-------- Records provided --------

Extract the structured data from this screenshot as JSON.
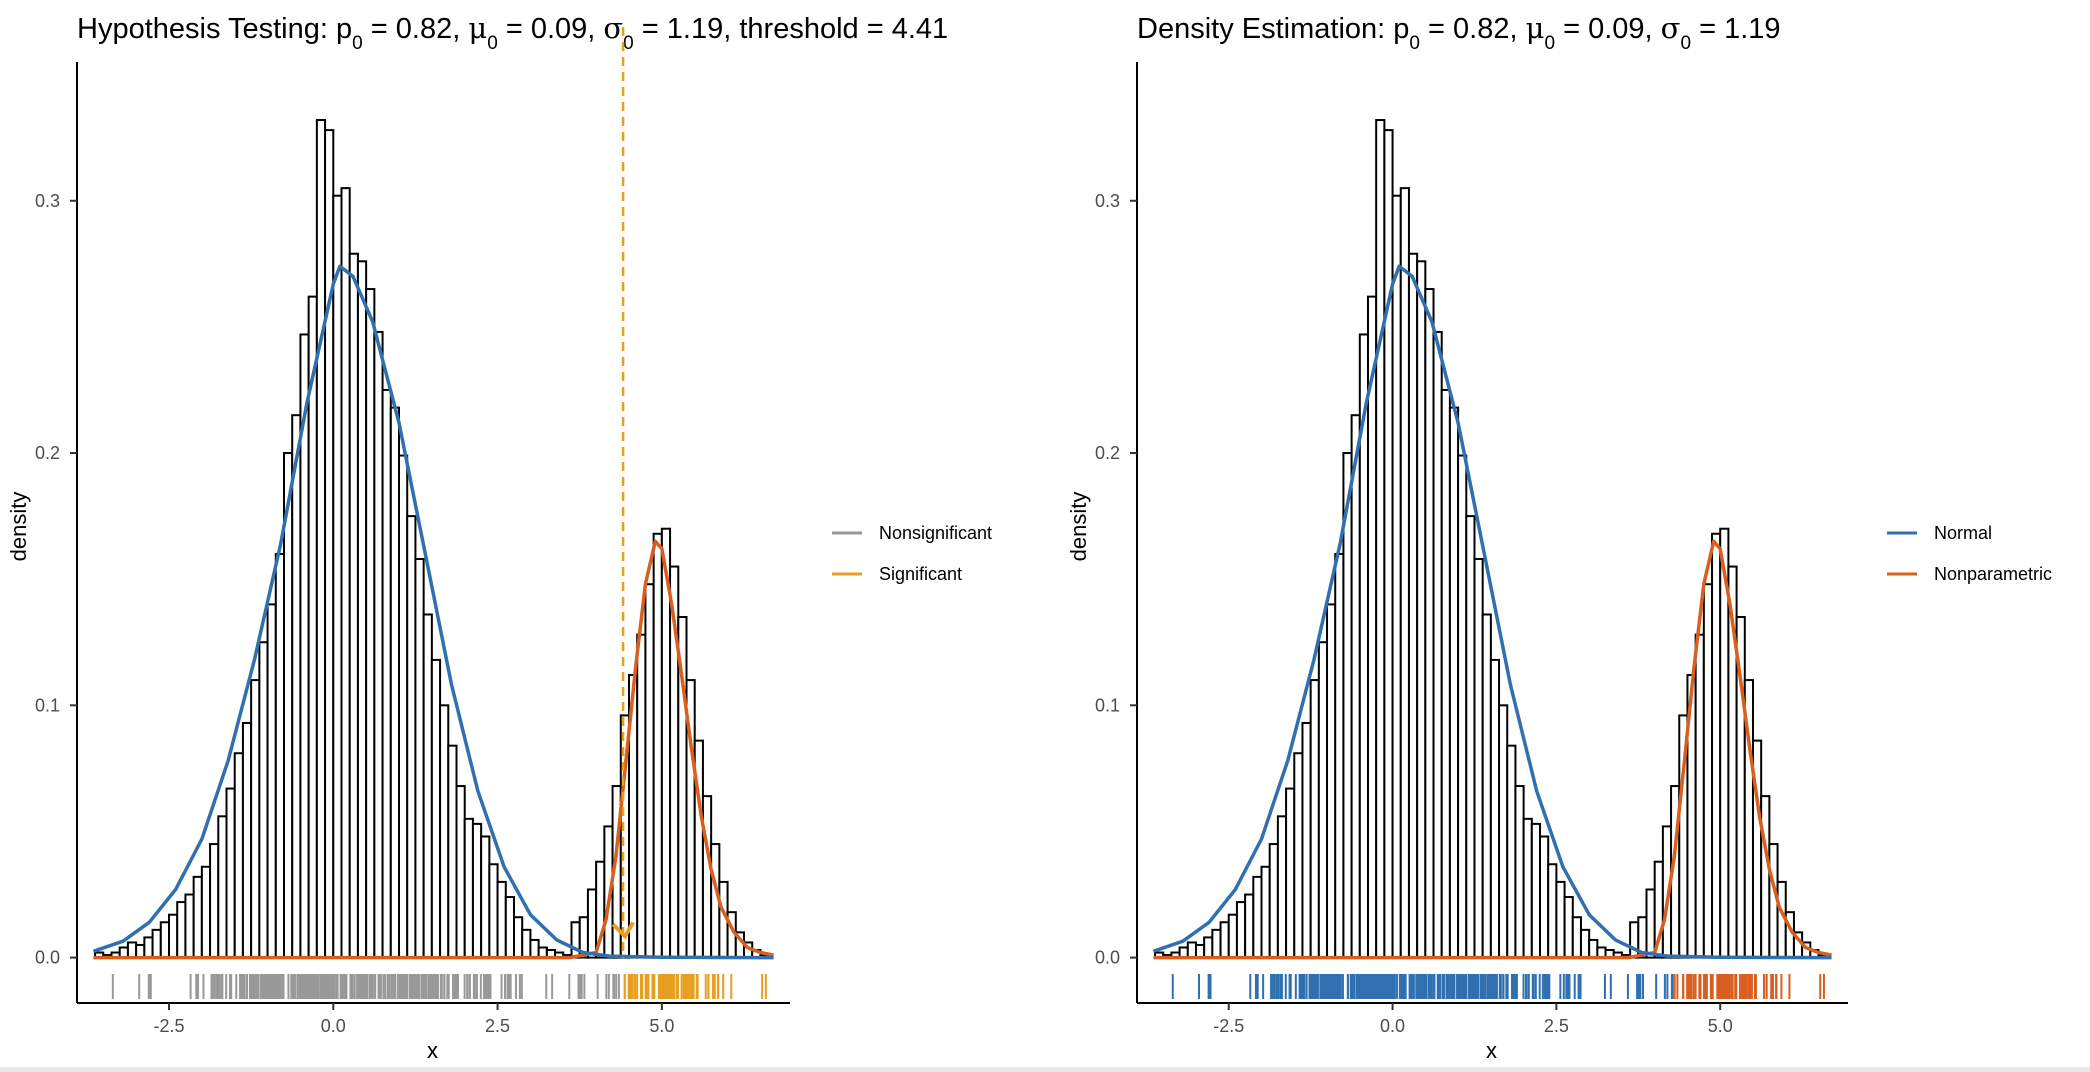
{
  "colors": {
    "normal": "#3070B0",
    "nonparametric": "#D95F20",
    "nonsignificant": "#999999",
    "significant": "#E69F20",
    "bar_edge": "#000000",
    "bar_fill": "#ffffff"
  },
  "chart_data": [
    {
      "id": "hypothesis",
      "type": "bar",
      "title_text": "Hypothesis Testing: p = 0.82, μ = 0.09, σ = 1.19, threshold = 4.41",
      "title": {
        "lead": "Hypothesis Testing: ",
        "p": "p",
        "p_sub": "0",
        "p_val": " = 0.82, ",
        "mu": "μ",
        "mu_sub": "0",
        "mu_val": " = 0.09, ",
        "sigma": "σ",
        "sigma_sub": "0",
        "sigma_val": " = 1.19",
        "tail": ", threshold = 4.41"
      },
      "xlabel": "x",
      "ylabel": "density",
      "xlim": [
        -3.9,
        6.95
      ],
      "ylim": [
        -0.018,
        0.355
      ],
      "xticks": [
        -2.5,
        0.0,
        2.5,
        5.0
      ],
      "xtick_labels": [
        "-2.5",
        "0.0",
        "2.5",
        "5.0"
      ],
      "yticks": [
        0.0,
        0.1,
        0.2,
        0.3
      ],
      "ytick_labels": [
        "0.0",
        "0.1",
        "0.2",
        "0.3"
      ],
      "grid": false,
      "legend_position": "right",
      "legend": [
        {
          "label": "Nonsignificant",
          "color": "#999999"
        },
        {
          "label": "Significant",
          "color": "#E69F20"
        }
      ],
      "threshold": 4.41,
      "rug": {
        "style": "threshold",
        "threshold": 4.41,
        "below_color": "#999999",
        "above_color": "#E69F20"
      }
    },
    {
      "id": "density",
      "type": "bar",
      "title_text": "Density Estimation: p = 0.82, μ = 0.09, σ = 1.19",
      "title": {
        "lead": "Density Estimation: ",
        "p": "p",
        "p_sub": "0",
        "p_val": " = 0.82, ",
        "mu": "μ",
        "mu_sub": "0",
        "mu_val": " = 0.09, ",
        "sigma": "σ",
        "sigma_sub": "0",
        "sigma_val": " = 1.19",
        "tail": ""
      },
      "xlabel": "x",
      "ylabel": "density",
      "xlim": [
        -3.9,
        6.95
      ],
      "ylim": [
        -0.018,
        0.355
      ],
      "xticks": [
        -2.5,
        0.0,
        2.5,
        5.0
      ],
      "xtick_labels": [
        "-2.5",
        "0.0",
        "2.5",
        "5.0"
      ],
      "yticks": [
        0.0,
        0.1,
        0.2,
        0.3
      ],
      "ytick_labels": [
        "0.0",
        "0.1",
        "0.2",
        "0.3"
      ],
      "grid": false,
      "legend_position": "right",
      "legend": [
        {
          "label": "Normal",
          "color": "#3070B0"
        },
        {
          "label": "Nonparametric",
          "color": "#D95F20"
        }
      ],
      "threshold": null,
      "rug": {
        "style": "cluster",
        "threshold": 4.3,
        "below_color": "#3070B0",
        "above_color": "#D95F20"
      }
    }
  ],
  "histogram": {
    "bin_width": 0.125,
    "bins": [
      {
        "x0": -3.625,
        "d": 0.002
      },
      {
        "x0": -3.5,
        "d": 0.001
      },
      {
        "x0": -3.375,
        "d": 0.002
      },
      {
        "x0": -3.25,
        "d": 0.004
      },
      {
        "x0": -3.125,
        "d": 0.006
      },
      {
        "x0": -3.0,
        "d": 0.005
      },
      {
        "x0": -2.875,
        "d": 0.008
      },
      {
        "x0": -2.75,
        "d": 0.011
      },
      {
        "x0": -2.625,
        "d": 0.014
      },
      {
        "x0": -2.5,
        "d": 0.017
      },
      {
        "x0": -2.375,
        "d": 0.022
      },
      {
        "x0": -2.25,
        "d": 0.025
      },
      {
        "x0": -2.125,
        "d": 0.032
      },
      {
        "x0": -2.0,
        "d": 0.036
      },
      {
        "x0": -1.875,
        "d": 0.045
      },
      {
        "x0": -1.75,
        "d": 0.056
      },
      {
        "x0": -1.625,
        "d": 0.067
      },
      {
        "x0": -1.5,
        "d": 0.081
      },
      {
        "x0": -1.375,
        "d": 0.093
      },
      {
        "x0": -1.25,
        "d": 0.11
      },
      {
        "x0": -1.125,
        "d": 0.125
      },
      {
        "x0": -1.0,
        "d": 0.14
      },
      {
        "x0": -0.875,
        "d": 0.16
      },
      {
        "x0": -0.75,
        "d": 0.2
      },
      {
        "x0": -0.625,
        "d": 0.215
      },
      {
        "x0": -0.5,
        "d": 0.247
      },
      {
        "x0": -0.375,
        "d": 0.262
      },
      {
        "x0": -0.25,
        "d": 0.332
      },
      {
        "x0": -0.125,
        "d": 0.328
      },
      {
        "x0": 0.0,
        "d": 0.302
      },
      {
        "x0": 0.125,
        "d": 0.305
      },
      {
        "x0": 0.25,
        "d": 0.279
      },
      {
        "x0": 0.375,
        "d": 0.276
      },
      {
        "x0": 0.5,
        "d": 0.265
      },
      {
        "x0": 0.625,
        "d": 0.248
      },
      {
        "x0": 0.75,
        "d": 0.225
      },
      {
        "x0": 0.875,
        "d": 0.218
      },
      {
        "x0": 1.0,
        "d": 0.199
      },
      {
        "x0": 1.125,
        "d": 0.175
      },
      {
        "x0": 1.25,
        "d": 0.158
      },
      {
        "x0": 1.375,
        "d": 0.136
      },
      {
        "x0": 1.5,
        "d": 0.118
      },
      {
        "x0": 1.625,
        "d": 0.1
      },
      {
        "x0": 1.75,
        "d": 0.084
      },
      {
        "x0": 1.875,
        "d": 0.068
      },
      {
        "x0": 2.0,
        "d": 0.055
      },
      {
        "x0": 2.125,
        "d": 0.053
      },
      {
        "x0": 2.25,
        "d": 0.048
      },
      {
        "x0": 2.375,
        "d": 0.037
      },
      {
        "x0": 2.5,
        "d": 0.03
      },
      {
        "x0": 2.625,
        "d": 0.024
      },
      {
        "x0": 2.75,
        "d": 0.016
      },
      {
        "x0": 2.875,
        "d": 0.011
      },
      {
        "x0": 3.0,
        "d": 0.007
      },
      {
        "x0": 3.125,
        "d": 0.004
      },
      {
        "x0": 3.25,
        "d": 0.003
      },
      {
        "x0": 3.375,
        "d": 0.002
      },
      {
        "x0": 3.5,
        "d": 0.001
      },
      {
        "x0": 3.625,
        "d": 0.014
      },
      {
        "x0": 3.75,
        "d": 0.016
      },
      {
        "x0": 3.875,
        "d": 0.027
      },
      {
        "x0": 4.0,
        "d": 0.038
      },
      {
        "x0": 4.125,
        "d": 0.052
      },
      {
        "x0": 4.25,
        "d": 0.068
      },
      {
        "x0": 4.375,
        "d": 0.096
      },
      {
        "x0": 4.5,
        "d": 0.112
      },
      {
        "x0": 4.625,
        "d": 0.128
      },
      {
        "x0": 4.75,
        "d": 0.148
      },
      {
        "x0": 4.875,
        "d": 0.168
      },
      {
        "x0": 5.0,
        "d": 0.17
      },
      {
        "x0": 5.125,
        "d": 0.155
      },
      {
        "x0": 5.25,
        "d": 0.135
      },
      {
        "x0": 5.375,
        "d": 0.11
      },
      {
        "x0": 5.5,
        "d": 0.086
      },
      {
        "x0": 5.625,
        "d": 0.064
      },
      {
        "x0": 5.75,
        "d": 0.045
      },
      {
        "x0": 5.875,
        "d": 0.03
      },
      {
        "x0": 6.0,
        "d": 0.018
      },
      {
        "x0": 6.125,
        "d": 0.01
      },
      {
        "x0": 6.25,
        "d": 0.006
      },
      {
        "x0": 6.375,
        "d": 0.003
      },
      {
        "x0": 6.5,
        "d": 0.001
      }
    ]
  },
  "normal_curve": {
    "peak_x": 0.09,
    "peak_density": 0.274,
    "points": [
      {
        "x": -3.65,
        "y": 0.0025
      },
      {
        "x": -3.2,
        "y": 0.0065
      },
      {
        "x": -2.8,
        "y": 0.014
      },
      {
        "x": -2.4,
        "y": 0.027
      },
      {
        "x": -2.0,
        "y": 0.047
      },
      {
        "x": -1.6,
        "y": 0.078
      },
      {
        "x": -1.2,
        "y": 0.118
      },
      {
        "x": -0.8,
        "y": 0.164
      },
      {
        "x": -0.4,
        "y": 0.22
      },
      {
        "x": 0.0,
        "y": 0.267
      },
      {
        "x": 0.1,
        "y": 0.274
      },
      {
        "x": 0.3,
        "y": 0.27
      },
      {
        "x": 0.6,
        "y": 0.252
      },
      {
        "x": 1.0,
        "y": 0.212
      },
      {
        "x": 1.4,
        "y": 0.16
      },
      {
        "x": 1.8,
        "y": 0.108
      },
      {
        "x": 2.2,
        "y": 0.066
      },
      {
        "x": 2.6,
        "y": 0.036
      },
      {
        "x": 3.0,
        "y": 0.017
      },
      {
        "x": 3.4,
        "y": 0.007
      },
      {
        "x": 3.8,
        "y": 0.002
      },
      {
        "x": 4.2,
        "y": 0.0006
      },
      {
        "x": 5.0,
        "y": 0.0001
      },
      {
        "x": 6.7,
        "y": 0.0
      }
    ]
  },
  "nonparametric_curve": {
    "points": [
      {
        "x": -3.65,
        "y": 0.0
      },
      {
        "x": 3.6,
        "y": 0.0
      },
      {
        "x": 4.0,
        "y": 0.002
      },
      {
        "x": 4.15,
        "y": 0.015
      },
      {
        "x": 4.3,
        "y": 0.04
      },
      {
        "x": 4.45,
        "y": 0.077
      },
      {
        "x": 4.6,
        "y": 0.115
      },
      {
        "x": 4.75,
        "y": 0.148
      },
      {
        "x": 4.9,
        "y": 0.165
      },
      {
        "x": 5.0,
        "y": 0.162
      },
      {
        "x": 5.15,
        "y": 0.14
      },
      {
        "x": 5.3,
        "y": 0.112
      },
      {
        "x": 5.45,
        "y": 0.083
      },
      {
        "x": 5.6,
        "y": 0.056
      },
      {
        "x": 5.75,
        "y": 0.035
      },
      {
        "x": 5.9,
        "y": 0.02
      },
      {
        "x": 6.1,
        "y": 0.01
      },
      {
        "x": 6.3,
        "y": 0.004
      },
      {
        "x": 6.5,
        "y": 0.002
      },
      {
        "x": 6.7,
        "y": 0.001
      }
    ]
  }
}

--------

Stated task:
Look for lines containing the string "lead" and copy them all.

Reply:
        "lead": "Hypothesis Testing: ",
        "lead": "Density Estimation: ",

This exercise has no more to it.